### What the task asks:
Copy the records below, replacing each "Patent image size" with "Figure size" and changing nothing else.

### Record extracts:
-------
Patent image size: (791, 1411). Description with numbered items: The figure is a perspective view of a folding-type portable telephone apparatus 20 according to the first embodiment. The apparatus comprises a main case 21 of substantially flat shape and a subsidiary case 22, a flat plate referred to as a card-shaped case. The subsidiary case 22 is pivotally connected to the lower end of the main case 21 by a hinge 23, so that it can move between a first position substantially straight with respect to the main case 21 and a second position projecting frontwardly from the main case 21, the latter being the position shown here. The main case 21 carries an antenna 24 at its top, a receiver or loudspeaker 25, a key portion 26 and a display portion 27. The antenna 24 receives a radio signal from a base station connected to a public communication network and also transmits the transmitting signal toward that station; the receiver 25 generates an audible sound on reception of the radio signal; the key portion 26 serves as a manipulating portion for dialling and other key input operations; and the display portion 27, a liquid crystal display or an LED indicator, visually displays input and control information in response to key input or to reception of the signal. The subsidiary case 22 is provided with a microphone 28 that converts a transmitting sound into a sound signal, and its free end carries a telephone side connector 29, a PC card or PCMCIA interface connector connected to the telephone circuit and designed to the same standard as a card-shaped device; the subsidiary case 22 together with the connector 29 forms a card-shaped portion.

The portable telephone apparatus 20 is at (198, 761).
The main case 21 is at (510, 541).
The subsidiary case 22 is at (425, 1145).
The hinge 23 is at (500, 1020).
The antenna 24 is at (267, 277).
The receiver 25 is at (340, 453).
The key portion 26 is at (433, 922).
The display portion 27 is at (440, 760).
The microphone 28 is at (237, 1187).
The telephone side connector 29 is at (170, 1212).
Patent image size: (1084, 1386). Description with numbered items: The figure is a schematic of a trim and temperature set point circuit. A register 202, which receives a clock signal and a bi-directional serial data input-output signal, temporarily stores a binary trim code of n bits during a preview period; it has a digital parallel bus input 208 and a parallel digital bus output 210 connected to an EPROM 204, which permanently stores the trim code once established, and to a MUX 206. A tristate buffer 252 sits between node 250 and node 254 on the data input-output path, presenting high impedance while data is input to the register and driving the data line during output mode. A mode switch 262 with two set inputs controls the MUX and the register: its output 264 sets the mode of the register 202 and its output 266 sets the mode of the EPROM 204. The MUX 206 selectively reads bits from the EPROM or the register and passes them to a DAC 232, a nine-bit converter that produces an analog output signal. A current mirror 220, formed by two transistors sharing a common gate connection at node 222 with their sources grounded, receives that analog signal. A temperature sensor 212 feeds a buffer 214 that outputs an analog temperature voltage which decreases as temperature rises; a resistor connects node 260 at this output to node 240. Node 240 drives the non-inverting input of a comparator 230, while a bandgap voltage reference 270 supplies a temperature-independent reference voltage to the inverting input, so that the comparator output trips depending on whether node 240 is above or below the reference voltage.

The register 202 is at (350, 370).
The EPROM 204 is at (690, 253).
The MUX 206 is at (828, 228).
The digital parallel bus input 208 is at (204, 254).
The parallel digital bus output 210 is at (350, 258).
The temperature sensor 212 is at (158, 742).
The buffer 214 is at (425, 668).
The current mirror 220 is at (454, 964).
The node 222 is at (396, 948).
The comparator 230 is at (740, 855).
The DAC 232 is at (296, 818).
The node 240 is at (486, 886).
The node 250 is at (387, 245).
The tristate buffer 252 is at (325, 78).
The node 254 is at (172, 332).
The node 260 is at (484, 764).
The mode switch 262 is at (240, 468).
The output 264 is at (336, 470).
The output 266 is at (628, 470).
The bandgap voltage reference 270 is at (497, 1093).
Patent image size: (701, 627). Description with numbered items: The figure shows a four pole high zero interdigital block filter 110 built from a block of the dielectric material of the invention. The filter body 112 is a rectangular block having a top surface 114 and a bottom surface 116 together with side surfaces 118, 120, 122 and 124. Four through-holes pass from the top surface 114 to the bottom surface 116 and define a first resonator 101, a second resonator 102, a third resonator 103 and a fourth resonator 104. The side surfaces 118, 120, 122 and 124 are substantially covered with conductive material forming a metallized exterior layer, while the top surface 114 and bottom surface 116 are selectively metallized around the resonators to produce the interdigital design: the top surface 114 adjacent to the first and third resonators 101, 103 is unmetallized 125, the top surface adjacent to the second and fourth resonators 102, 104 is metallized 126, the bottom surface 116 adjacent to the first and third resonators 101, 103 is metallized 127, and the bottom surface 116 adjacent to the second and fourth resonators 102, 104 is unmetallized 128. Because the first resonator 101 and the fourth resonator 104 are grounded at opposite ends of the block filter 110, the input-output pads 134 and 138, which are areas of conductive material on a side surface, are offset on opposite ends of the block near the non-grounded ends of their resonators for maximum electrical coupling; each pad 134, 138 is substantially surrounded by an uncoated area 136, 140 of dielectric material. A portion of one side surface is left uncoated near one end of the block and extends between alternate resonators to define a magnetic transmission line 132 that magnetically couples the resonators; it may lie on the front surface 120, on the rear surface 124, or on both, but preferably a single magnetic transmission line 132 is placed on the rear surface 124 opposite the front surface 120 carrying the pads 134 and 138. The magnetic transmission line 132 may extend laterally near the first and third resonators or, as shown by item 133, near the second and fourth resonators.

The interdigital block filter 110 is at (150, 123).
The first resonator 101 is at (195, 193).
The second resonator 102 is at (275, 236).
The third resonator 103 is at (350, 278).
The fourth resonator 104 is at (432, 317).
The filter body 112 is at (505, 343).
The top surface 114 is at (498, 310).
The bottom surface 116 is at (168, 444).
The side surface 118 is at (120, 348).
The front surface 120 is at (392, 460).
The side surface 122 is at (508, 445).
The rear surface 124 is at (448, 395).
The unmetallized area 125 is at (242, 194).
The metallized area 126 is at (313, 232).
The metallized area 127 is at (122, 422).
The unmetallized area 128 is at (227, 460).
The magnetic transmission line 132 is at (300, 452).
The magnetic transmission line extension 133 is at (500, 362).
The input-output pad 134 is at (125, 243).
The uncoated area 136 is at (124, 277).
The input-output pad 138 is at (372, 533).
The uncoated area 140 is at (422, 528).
-------
### The result:
Figure size: (791, 1411). Description with numbered items: The figure is a perspective view of a folding-type portable telephone apparatus 20 according to the first embodiment. The apparatus comprises a main case 21 of substantially flat shape and a subsidiary case 22, a flat plate referred to as a card-shaped case. The subsidiary case 22 is pivotally connected to the lower end of the main case 21 by a hinge 23, so that it can move between a first position substantially straight with respect to the main case 21 and a second position projecting frontwardly from the main case 21, the latter being the position shown here. The main case 21 carries an antenna 24 at its top, a receiver or loudspeaker 25, a key portion 26 and a display portion 27. The antenna 24 receives a radio signal from a base station connected to a public communication network and also transmits the transmitting signal toward that station; the receiver 25 generates an audible sound on reception of the radio signal; the key portion 26 serves as a manipulating portion for dialling and other key input operations; and the display portion 27, a liquid crystal display or an LED indicator, visually displays input and control information in response to key input or to reception of the signal. The subsidiary case 22 is provided with a microphone 28 that converts a transmitting sound into a sound signal, and its free end carries a telephone side connector 29, a PC card or PCMCIA interface connector connected to the telephone circuit and designed to the same standard as a card-shaped device; the subsidiary case 22 together with the connector 29 forms a card-shaped portion.

The portable telephone apparatus 20 is at (198, 761).
The main case 21 is at (510, 541).
The subsidiary case 22 is at (425, 1145).
The hinge 23 is at (500, 1020).
The antenna 24 is at (267, 277).
The receiver 25 is at (340, 453).
The key portion 26 is at (433, 922).
The display portion 27 is at (440, 760).
The microphone 28 is at (237, 1187).
The telephone side connector 29 is at (170, 1212).
Figure size: (1084, 1386). Description with numbered items: The figure is a schematic of a trim and temperature set point circuit. A register 202, which receives a clock signal and a bi-directional serial data input-output signal, temporarily stores a binary trim code of n bits during a preview period; it has a digital parallel bus input 208 and a parallel digital bus output 210 connected to an EPROM 204, which permanently stores the trim code once established, and to a MUX 206. A tristate buffer 252 sits between node 250 and node 254 on the data input-output path, presenting high impedance while data is input to the register and driving the data line during output mode. A mode switch 262 with two set inputs controls the MUX and the register: its output 264 sets the mode of the register 202 and its output 266 sets the mode of the EPROM 204. The MUX 206 selectively reads bits from the EPROM or the register and passes them to a DAC 232, a nine-bit converter that produces an analog output signal. A current mirror 220, formed by two transistors sharing a common gate connection at node 222 with their sources grounded, receives that analog signal. A temperature sensor 212 feeds a buffer 214 that outputs an analog temperature voltage which decreases as temperature rises; a resistor connects node 260 at this output to node 240. Node 240 drives the non-inverting input of a comparator 230, while a bandgap voltage reference 270 supplies a temperature-independent reference voltage to the inverting input, so that the comparator output trips depending on whether node 240 is above or below the reference voltage.

The register 202 is at (350, 370).
The EPROM 204 is at (690, 253).
The MUX 206 is at (828, 228).
The digital parallel bus input 208 is at (204, 254).
The parallel digital bus output 210 is at (350, 258).
The temperature sensor 212 is at (158, 742).
The buffer 214 is at (425, 668).
The current mirror 220 is at (454, 964).
The node 222 is at (396, 948).
The comparator 230 is at (740, 855).
The DAC 232 is at (296, 818).
The node 240 is at (486, 886).
The node 250 is at (387, 245).
The tristate buffer 252 is at (325, 78).
The node 254 is at (172, 332).
The node 260 is at (484, 764).
The mode switch 262 is at (240, 468).
The output 264 is at (336, 470).
The output 266 is at (628, 470).
The bandgap voltage reference 270 is at (497, 1093).
Figure size: (701, 627). Description with numbered items: The figure shows a four pole high zero interdigital block filter 110 built from a block of the dielectric material of the invention. The filter body 112 is a rectangular block having a top surface 114 and a bottom surface 116 together with side surfaces 118, 120, 122 and 124. Four through-holes pass from the top surface 114 to the bottom surface 116 and define a first resonator 101, a second resonator 102, a third resonator 103 and a fourth resonator 104. The side surfaces 118, 120, 122 and 124 are substantially covered with conductive material forming a metallized exterior layer, while the top surface 114 and bottom surface 116 are selectively metallized around the resonators to produce the interdigital design: the top surface 114 adjacent to the first and third resonators 101, 103 is unmetallized 125, the top surface adjacent to the second and fourth resonators 102, 104 is metallized 126, the bottom surface 116 adjacent to the first and third resonators 101, 103 is metallized 127, and the bottom surface 116 adjacent to the second and fourth resonators 102, 104 is unmetallized 128. Because the first resonator 101 and the fourth resonator 104 are grounded at opposite ends of the block filter 110, the input-output pads 134 and 138, which are areas of conductive material on a side surface, are offset on opposite ends of the block near the non-grounded ends of their resonators for maximum electrical coupling; each pad 134, 138 is substantially surrounded by an uncoated area 136, 140 of dielectric material. A portion of one side surface is left uncoated near one end of the block and extends between alternate resonators to define a magnetic transmission line 132 that magnetically couples the resonators; it may lie on the front surface 120, on the rear surface 124, or on both, but preferably a single magnetic transmission line 132 is placed on the rear surface 124 opposite the front surface 120 carrying the pads 134 and 138. The magnetic transmission line 132 may extend laterally near the first and third resonators or, as shown by item 133, near the second and fourth resonators.

The interdigital block filter 110 is at (150, 123).
The first resonator 101 is at (195, 193).
The second resonator 102 is at (275, 236).
The third resonator 103 is at (350, 278).
The fourth resonator 104 is at (432, 317).
The filter body 112 is at (505, 343).
The top surface 114 is at (498, 310).
The bottom surface 116 is at (168, 444).
The side surface 118 is at (120, 348).
The front surface 120 is at (392, 460).
The side surface 122 is at (508, 445).
The rear surface 124 is at (448, 395).
The unmetallized area 125 is at (242, 194).
The metallized area 126 is at (313, 232).
The metallized area 127 is at (122, 422).
The unmetallized area 128 is at (227, 460).
The magnetic transmission line 132 is at (300, 452).
The magnetic transmission line extension 133 is at (500, 362).
The input-output pad 134 is at (125, 243).
The uncoated area 136 is at (124, 277).
The input-output pad 138 is at (372, 533).
The uncoated area 140 is at (422, 528).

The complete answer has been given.